===== Recorded data =====

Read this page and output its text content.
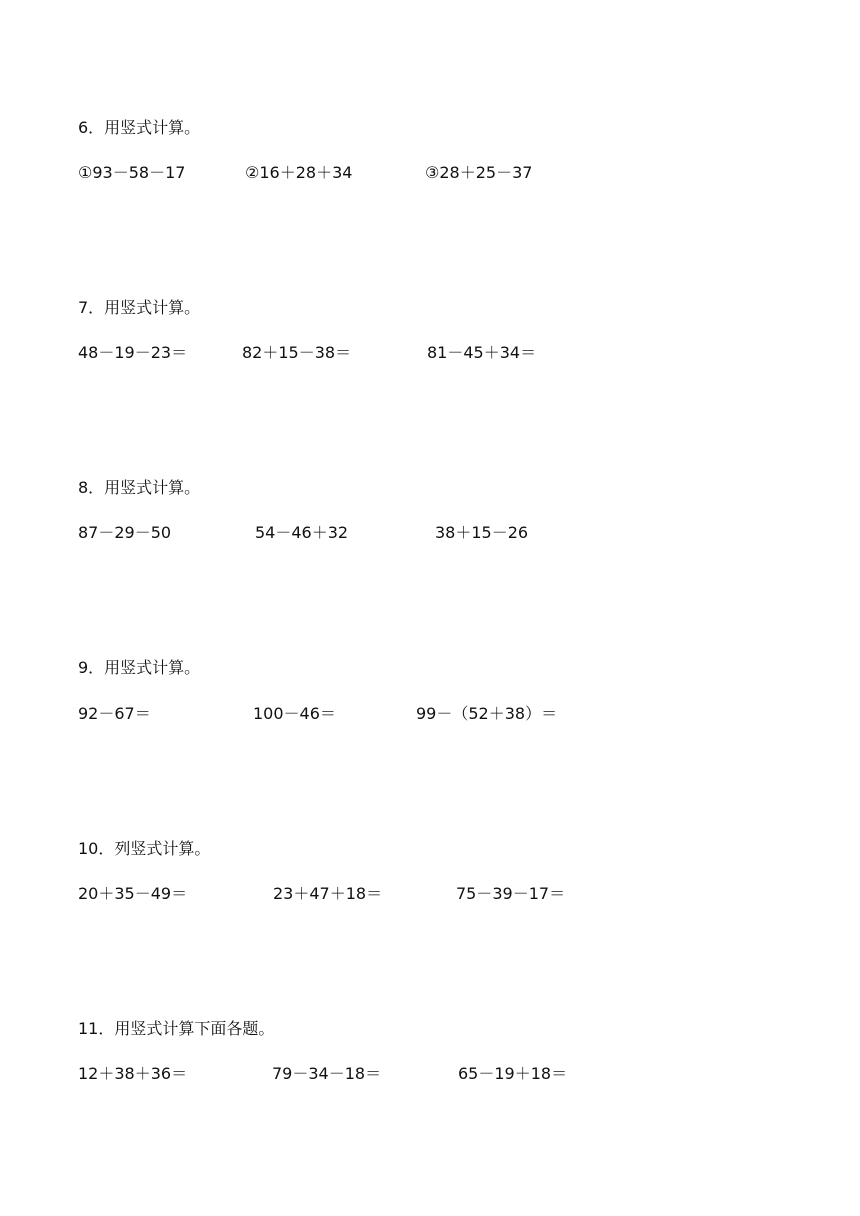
6．用竖式计算。
①93－58－17	②16＋28＋34	③28＋25－37
7．用竖式计算。
48－19－23＝	82＋15－38＝	81－45＋34＝
8．用竖式计算。
87－29－50	54－46＋32	38＋15－26
9．用竖式计算。
92－67＝	100－46＝	99－（52＋38）＝
10．列竖式计算。
20＋35－49＝	23＋47＋18＝	75－39－17＝
11．用竖式计算下面各题。
12＋38＋36＝	79－34－18＝	65－19＋18＝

=====

=== Required task ===
Can you restate all the records above word for word while dropping the pictures?

=== Task result ===
Read this page and output its text content.
6．用竖式计算。
①93－58－17	②16＋28＋34	③28＋25－37
7．用竖式计算。
48－19－23＝	82＋15－38＝	81－45＋34＝
8．用竖式计算。
87－29－50	54－46＋32	38＋15－26
9．用竖式计算。
92－67＝	100－46＝	99－（52＋38）＝
10．列竖式计算。
20＋35－49＝	23＋47＋18＝	75－39－17＝
11．用竖式计算下面各题。
12＋38＋36＝	79－34－18＝	65－19＋18＝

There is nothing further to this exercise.